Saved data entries
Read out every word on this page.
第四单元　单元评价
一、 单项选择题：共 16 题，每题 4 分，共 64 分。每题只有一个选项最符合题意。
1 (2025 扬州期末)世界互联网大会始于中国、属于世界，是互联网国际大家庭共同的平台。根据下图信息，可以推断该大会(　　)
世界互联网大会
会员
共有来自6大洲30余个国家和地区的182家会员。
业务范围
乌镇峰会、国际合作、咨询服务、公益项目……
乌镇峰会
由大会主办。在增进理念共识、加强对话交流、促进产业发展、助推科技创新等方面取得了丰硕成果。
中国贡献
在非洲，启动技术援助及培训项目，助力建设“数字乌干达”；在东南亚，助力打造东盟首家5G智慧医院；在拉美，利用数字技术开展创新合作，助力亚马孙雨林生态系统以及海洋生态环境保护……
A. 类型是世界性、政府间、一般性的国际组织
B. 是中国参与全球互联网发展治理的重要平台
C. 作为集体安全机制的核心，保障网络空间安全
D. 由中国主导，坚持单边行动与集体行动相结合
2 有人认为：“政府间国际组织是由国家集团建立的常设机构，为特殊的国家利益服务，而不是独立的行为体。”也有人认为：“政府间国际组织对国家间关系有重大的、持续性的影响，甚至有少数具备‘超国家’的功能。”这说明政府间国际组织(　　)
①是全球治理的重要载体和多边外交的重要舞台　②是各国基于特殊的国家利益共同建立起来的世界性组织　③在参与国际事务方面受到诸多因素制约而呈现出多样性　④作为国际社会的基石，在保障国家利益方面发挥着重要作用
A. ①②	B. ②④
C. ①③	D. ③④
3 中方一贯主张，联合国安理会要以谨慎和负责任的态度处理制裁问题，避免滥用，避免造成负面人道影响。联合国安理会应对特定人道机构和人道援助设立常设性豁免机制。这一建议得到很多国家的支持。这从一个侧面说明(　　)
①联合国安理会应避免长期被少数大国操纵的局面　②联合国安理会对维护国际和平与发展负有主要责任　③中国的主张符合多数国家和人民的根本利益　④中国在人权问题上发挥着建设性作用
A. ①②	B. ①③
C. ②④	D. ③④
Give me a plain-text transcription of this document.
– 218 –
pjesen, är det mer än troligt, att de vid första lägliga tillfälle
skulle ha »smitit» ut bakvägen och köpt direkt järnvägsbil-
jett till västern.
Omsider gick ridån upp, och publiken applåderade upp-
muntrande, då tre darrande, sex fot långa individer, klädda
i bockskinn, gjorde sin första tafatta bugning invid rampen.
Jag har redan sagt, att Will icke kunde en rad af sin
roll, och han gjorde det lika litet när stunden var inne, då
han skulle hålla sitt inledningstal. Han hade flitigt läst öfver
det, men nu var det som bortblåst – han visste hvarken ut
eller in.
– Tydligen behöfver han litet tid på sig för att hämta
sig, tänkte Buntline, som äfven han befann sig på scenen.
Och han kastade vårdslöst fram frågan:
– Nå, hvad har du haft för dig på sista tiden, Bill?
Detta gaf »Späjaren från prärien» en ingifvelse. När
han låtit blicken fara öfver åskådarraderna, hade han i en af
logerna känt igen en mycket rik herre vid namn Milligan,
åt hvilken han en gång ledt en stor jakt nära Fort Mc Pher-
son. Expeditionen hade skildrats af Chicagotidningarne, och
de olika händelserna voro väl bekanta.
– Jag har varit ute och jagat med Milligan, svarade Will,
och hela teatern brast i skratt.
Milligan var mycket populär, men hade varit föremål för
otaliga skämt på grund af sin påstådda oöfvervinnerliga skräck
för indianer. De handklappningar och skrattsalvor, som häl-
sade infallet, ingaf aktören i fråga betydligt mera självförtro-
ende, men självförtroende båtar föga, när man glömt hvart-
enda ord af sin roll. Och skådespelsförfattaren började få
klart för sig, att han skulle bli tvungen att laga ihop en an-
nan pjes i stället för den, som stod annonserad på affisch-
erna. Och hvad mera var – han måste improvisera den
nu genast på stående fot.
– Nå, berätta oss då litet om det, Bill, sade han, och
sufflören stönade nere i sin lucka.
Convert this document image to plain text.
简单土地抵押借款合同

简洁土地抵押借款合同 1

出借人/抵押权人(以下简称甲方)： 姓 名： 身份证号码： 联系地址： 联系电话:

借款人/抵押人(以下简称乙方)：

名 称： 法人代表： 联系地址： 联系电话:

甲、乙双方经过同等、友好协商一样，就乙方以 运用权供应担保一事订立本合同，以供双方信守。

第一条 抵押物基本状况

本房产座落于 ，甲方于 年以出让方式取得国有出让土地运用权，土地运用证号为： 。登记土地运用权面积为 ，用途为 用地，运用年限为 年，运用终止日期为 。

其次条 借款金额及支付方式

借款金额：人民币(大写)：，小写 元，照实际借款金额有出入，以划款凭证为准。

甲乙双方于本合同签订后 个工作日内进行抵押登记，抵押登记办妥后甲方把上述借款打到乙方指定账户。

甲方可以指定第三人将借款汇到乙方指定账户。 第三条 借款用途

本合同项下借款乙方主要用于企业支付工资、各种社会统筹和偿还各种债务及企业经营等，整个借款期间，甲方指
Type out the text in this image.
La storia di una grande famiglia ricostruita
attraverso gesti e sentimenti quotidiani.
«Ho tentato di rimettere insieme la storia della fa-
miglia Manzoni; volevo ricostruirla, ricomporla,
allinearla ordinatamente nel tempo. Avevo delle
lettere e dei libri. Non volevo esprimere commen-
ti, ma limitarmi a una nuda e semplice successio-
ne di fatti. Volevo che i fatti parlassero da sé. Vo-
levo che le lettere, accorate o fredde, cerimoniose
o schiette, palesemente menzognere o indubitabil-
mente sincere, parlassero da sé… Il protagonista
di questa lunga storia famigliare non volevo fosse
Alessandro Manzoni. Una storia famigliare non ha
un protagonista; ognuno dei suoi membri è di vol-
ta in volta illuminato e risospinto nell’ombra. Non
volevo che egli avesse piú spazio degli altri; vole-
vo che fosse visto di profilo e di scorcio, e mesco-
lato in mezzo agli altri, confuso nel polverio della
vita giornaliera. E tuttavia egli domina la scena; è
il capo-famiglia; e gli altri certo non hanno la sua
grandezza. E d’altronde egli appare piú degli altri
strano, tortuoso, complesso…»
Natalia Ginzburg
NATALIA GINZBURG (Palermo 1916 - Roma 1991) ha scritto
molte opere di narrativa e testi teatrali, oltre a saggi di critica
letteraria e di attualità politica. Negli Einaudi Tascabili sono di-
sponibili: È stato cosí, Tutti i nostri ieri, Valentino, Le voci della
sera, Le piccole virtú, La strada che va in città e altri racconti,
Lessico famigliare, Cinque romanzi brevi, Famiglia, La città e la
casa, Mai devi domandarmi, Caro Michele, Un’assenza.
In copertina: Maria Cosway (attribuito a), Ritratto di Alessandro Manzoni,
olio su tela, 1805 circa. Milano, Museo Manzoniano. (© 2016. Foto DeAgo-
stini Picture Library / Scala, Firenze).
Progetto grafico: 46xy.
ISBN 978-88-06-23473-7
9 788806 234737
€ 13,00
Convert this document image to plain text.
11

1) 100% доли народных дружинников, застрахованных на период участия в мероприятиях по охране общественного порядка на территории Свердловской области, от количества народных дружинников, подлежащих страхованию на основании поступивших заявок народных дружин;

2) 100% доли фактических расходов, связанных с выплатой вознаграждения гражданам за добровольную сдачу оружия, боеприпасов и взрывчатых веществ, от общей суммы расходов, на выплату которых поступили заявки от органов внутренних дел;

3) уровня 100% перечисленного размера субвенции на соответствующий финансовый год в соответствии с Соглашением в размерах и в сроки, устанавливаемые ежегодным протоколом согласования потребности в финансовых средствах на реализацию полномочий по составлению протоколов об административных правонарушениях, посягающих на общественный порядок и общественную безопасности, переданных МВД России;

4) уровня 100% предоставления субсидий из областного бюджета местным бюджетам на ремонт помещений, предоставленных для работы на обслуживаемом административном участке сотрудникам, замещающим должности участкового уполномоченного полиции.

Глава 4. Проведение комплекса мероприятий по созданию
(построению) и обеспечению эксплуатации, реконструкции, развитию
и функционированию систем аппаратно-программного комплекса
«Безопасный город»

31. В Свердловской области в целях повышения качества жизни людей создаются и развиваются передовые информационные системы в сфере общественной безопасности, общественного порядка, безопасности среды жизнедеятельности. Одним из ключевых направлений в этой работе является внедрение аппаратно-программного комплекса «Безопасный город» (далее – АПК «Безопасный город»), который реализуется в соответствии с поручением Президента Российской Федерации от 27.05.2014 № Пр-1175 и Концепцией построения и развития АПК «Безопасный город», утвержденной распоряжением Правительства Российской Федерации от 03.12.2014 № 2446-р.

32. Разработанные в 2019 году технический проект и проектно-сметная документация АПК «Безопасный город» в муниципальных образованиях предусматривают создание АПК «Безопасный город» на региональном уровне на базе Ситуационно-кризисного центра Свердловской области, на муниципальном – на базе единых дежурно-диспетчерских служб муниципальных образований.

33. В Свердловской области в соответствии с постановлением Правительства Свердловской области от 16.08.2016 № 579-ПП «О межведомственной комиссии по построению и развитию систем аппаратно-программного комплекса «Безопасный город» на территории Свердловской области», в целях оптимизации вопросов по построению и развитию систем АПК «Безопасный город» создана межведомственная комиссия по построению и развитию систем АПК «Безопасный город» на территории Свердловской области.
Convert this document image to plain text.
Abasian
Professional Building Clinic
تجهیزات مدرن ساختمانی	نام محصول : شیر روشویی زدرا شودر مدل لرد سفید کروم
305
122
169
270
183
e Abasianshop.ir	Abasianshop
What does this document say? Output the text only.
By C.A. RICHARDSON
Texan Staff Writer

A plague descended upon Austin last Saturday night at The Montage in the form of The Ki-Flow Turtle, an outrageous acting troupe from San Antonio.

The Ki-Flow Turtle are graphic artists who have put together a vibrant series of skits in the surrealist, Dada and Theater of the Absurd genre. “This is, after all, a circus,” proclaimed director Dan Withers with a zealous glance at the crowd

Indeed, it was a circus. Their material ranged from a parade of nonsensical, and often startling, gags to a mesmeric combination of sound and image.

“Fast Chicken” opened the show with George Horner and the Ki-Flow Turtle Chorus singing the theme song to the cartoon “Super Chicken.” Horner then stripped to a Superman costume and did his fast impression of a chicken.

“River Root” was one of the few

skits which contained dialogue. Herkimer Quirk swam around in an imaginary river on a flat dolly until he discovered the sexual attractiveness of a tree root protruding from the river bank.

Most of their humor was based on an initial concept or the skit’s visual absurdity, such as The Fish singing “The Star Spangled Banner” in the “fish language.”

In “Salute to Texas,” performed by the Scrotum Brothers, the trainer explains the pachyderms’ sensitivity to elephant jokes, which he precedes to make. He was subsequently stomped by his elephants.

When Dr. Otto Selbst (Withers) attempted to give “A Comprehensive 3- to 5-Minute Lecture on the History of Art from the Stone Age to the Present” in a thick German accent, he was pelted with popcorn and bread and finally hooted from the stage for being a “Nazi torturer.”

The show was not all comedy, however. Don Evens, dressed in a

### Request
Pick out the lines that include the word "storia" and write them out.

### Solution to the exercise
La storia di una grande famiglia ricostruita
«Ho tentato di rimettere insieme la storia della fa-
di questa lunga storia famigliare non volevo fosse
Alessandro Manzoni. Una storia famigliare non ha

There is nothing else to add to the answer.